Task to complete - Quote each record exactly, please, leaving none out.

Records shown -
::::::
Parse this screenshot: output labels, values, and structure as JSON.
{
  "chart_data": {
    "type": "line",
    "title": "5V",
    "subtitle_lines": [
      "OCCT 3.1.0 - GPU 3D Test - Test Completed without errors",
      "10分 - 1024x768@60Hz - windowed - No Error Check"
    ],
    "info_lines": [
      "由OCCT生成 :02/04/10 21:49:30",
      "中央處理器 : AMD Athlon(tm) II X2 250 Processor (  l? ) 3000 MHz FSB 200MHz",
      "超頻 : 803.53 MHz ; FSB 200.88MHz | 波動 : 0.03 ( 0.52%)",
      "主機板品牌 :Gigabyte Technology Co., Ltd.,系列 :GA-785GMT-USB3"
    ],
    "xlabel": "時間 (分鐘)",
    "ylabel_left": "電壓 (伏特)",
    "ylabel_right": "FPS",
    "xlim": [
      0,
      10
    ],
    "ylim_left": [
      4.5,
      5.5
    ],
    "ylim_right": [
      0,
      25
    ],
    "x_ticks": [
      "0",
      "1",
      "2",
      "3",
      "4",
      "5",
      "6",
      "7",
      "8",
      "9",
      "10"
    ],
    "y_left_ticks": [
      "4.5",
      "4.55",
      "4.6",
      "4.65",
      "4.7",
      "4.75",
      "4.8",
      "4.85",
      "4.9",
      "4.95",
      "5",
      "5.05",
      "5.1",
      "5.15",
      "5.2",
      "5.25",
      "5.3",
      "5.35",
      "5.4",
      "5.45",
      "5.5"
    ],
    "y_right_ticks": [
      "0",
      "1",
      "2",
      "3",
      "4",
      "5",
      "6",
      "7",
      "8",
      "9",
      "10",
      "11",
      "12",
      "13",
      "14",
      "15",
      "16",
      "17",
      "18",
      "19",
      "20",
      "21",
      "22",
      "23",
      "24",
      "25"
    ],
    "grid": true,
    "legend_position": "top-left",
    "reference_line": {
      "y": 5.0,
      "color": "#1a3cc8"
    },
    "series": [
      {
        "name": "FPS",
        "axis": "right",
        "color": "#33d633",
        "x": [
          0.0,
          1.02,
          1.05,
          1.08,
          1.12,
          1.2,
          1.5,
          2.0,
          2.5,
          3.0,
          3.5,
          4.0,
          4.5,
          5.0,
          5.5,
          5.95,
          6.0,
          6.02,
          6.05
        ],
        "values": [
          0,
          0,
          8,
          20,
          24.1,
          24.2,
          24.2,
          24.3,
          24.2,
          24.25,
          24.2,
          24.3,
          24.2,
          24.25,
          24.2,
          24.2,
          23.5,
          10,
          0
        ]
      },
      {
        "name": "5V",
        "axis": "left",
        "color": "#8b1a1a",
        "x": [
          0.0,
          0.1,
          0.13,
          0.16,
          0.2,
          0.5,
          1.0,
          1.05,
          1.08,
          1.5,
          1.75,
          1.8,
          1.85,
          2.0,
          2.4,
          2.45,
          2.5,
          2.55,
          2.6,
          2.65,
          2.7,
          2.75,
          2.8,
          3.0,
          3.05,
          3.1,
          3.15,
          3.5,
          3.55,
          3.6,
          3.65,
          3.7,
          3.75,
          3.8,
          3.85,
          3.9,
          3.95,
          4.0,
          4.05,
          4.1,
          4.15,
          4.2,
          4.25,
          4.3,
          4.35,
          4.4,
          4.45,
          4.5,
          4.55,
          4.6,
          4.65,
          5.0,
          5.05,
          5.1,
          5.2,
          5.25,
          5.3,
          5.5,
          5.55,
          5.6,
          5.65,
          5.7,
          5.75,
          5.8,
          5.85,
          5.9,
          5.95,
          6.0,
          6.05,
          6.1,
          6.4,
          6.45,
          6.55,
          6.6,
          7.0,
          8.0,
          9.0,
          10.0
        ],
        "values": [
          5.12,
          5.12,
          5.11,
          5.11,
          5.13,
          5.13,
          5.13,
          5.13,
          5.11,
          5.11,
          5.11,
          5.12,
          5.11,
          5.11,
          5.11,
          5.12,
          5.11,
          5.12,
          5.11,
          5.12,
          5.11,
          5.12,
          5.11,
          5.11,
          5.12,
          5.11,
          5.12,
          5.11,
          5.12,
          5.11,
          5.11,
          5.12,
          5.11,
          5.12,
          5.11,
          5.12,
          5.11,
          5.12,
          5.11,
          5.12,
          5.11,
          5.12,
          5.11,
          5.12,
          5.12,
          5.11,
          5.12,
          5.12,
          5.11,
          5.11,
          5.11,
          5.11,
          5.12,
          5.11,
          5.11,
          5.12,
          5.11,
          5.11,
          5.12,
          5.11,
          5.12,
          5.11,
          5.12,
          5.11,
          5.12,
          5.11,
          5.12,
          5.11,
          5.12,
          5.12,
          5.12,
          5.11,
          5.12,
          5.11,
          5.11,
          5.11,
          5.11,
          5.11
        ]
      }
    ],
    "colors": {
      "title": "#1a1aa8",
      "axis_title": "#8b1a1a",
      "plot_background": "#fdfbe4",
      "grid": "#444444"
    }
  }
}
::::::
Full output -
Parse this screenshot: output labels, values, and structure as JSON.
{
  "chart_data": {
    "type": "line",
    "title": "5V",
    "subtitle_lines": [
      "OCCT 3.1.0 - GPU 3D Test - Test Completed without errors",
      "10分 - 1024x768@60Hz - windowed - No Error Check"
    ],
    "info_lines": [
      "由OCCT生成 :02/04/10 21:49:30",
      "中央處理器 : AMD Athlon(tm) II X2 250 Processor (  l? ) 3000 MHz FSB 200MHz",
      "超頻 : 803.53 MHz ; FSB 200.88MHz | 波動 : 0.03 ( 0.52%)",
      "主機板品牌 :Gigabyte Technology Co., Ltd.,系列 :GA-785GMT-USB3"
    ],
    "xlabel": "時間 (分鐘)",
    "ylabel_left": "電壓 (伏特)",
    "ylabel_right": "FPS",
    "xlim": [
      0,
      10
    ],
    "ylim_left": [
      4.5,
      5.5
    ],
    "ylim_right": [
      0,
      25
    ],
    "x_ticks": [
      "0",
      "1",
      "2",
      "3",
      "4",
      "5",
      "6",
      "7",
      "8",
      "9",
      "10"
    ],
    "y_left_ticks": [
      "4.5",
      "4.55",
      "4.6",
      "4.65",
      "4.7",
      "4.75",
      "4.8",
      "4.85",
      "4.9",
      "4.95",
      "5",
      "5.05",
      "5.1",
      "5.15",
      "5.2",
      "5.25",
      "5.3",
      "5.35",
      "5.4",
      "5.45",
      "5.5"
    ],
    "y_right_ticks": [
      "0",
      "1",
      "2",
      "3",
      "4",
      "5",
      "6",
      "7",
      "8",
      "9",
      "10",
      "11",
      "12",
      "13",
      "14",
      "15",
      "16",
      "17",
      "18",
      "19",
      "20",
      "21",
      "22",
      "23",
      "24",
      "25"
    ],
    "grid": true,
    "legend_position": "top-left",
    "reference_line": {
      "y": 5.0,
      "color": "#1a3cc8"
    },
    "series": [
      {
        "name": "FPS",
        "axis": "right",
        "color": "#33d633",
        "x": [
          0.0,
          1.02,
          1.05,
          1.08,
          1.12,
          1.2,
          1.5,
          2.0,
          2.5,
          3.0,
          3.5,
          4.0,
          4.5,
          5.0,
          5.5,
          5.95,
          6.0,
          6.02,
          6.05
        ],
        "values": [
          0,
          0,
          8,
          20,
          24.1,
          24.2,
          24.2,
          24.3,
          24.2,
          24.25,
          24.2,
          24.3,
          24.2,
          24.25,
          24.2,
          24.2,
          23.5,
          10,
          0
        ]
      },
      {
        "name": "5V",
        "axis": "left",
        "color": "#8b1a1a",
        "x": [
          0.0,
          0.1,
          0.13,
          0.16,
          0.2,
          0.5,
          1.0,
          1.05,
          1.08,
          1.5,
          1.75,
          1.8,
          1.85,
          2.0,
          2.4,
          2.45,
          2.5,
          2.55,
          2.6,
          2.65,
          2.7,
          2.75,
          2.8,
          3.0,
          3.05,
          3.1,
          3.15,
          3.5,
          3.55,
          3.6,
          3.65,
          3.7,
          3.75,
          3.8,
          3.85,
          3.9,
          3.95,
          4.0,
          4.05,
          4.1,
          4.15,
          4.2,
          4.25,
          4.3,
          4.35,
          4.4,
          4.45,
          4.5,
          4.55,
          4.6,
          4.65,
          5.0,
          5.05,
          5.1,
          5.2,
          5.25,
          5.3,
          5.5,
          5.55,
          5.6,
          5.65,
          5.7,
          5.75,
          5.8,
          5.85,
          5.9,
          5.95,
          6.0,
          6.05,
          6.1,
          6.4,
          6.45,
          6.55,
          6.6,
          7.0,
          8.0,
          9.0,
          10.0
        ],
        "values": [
          5.12,
          5.12,
          5.11,
          5.11,
          5.13,
          5.13,
          5.13,
          5.13,
          5.11,
          5.11,
          5.11,
          5.12,
          5.11,
          5.11,
          5.11,
          5.12,
          5.11,
          5.12,
          5.11,
          5.12,
          5.11,
          5.12,
          5.11,
          5.11,
          5.12,
          5.11,
          5.12,
          5.11,
          5.12,
          5.11,
          5.11,
          5.12,
          5.11,
          5.12,
          5.11,
          5.12,
          5.11,
          5.12,
          5.11,
          5.12,
          5.11,
          5.12,
          5.11,
          5.12,
          5.12,
          5.11,
          5.12,
          5.12,
          5.11,
          5.11,
          5.11,
          5.11,
          5.12,
          5.11,
          5.11,
          5.12,
          5.11,
          5.11,
          5.12,
          5.11,
          5.12,
          5.11,
          5.12,
          5.11,
          5.12,
          5.11,
          5.12,
          5.11,
          5.12,
          5.12,
          5.12,
          5.11,
          5.12,
          5.11,
          5.11,
          5.11,
          5.11,
          5.11
        ]
      }
    ],
    "colors": {
      "title": "#1a1aa8",
      "axis_title": "#8b1a1a",
      "plot_background": "#fdfbe4",
      "grid": "#444444"
    }
  }
}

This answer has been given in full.